→ **Exercise aim**: In the listing that follows, count the lines holding the word "name" and report only that number.

→ **Records for processing**:
▬▬▬

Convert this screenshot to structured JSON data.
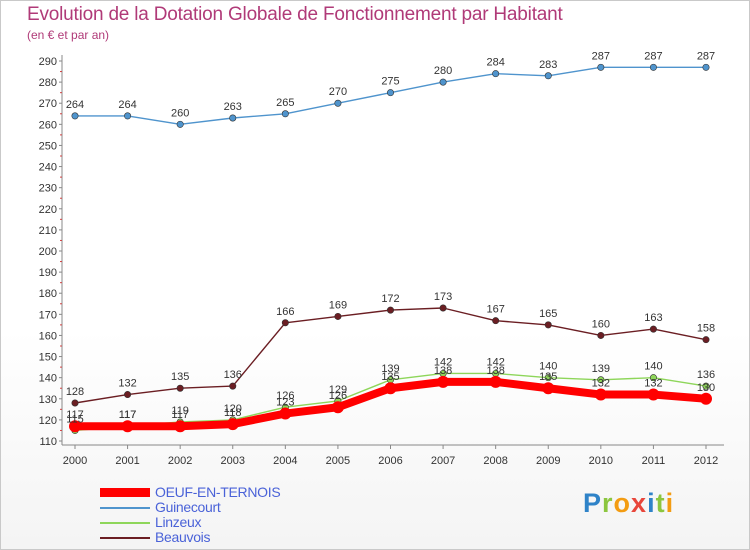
{
  "chart_data": {
    "type": "line",
    "title": "Evolution de la Dotation Globale de Fonctionnement par Habitant",
    "subtitle": "(en € et par an)",
    "xlabel": "",
    "ylabel": "",
    "ylim": [
      110,
      290
    ],
    "ytick_step": 10,
    "x": [
      "2000",
      "2001",
      "2002",
      "2003",
      "2004",
      "2005",
      "2006",
      "2007",
      "2008",
      "2009",
      "2010",
      "2011",
      "2012"
    ],
    "grid": false,
    "legend_position": "bottom-left",
    "series": [
      {
        "name": "OEUF-EN-TERNOIS",
        "color": "#ff0000",
        "values": [
          117,
          117,
          117,
          118,
          123,
          126,
          135,
          138,
          138,
          135,
          132,
          132,
          130
        ],
        "labels": [
          "117",
          "117",
          "117",
          "118",
          "123",
          "126",
          "135",
          "138",
          "138",
          "135",
          "132",
          "132",
          "130"
        ]
      },
      {
        "name": "Guinecourt",
        "color": "#4f94cd",
        "values": [
          264,
          264,
          260,
          263,
          265,
          270,
          275,
          280,
          284,
          283,
          287,
          287,
          287
        ],
        "labels": [
          "264",
          "264",
          "260",
          "263",
          "265",
          "270",
          "275",
          "280",
          "284",
          "283",
          "287",
          "287",
          "287"
        ]
      },
      {
        "name": "Linzeux",
        "color": "#8ed65a",
        "values": [
          115,
          117,
          119,
          120,
          126,
          129,
          139,
          142,
          142,
          140,
          139,
          140,
          136
        ],
        "labels": [
          "115",
          "117",
          "119",
          "120",
          "126",
          "129",
          "139",
          "142",
          "142",
          "140",
          "139",
          "140",
          "136"
        ]
      },
      {
        "name": "Beauvois",
        "color": "#6b1e23",
        "values": [
          128,
          132,
          135,
          136,
          166,
          169,
          172,
          173,
          167,
          165,
          160,
          163,
          158
        ],
        "labels": [
          "128",
          "132",
          "135",
          "136",
          "166",
          "169",
          "172",
          "173",
          "167",
          "165",
          "160",
          "163",
          "158"
        ]
      }
    ]
  },
  "logo": {
    "letters": [
      {
        "ch": "P",
        "color": "#2f83c8"
      },
      {
        "ch": "r",
        "color": "#8cc63f"
      },
      {
        "ch": "o",
        "color": "#f39c12"
      },
      {
        "ch": "x",
        "color": "#e8463b"
      },
      {
        "ch": "i",
        "color": "#2f83c8"
      },
      {
        "ch": "t",
        "color": "#8cc63f"
      },
      {
        "ch": "i",
        "color": "#f39c12"
      }
    ]
  }
}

▬▬▬

→ **Result of the exercise**: 4